%%

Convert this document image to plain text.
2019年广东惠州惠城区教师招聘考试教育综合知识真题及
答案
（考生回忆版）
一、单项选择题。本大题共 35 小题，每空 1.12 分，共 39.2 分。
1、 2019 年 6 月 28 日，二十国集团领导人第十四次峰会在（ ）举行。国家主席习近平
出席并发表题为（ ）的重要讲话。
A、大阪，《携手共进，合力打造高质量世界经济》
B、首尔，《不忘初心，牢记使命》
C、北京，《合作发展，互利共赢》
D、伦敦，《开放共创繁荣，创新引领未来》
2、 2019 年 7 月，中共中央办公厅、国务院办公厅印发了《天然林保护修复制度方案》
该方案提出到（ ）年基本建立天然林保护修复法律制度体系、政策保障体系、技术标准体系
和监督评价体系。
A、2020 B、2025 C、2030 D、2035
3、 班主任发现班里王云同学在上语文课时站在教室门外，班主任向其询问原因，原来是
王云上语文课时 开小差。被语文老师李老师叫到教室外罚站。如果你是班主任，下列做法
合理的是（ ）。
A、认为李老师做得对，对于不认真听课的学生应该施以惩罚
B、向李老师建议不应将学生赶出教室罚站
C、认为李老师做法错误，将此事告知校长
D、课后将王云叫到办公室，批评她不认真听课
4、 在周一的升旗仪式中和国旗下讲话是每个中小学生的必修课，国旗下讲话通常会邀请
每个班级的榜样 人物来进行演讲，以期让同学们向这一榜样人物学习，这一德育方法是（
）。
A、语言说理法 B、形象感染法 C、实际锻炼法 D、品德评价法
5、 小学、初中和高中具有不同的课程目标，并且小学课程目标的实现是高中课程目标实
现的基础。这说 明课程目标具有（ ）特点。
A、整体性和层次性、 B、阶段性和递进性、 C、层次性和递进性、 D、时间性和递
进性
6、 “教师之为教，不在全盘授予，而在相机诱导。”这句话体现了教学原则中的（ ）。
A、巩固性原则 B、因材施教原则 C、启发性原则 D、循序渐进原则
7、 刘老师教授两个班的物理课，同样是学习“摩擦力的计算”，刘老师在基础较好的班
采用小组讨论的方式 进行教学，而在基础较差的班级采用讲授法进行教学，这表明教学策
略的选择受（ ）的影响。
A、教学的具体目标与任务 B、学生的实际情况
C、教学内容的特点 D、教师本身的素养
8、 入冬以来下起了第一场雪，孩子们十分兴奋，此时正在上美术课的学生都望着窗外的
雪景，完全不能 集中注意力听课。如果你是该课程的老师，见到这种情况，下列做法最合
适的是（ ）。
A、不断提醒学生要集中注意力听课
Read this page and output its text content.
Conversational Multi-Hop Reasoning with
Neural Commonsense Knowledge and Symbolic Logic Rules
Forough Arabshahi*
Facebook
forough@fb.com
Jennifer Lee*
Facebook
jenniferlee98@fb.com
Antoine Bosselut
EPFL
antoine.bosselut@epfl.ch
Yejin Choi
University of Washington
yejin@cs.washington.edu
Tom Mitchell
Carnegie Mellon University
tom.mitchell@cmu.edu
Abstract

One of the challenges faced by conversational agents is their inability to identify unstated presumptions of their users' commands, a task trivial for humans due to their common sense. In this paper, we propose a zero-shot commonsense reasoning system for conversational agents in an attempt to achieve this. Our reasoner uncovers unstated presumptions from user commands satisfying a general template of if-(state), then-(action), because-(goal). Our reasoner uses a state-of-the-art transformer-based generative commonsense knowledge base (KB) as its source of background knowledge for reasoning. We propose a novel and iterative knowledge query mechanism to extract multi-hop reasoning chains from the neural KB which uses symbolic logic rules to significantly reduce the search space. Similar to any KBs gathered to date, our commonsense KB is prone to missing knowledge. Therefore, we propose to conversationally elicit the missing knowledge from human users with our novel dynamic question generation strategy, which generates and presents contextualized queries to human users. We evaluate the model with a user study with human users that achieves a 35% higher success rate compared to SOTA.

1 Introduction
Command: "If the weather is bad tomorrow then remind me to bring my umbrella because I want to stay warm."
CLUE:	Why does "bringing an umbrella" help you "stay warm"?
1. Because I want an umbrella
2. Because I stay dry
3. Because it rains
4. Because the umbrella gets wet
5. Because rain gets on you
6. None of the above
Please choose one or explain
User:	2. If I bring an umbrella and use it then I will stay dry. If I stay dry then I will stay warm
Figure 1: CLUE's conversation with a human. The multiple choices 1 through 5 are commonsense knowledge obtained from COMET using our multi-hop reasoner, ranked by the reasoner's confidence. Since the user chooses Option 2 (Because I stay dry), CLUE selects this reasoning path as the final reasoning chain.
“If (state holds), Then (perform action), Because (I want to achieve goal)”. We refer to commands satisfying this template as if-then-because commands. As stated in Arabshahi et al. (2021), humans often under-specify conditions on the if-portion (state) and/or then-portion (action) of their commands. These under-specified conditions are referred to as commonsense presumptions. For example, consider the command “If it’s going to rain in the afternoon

%%

--- EXERCISE TASK ---
Copy out every line from the data above that has "CLUE" in it.

--- SOLUTION TO THIS EXERCISE ---
CLUE:	Why does "bringing an umbrella" help you "stay warm"?
Figure 1: CLUE's conversation with a human. The multiple choices 1 through 5 are commonsense knowledge obtained from COMET using our multi-hop reasoner, ranked by the reasoner's confidence. Since the user chooses Option 2 (Because I stay dry), CLUE selects this reasoning path as the final reasoning chain.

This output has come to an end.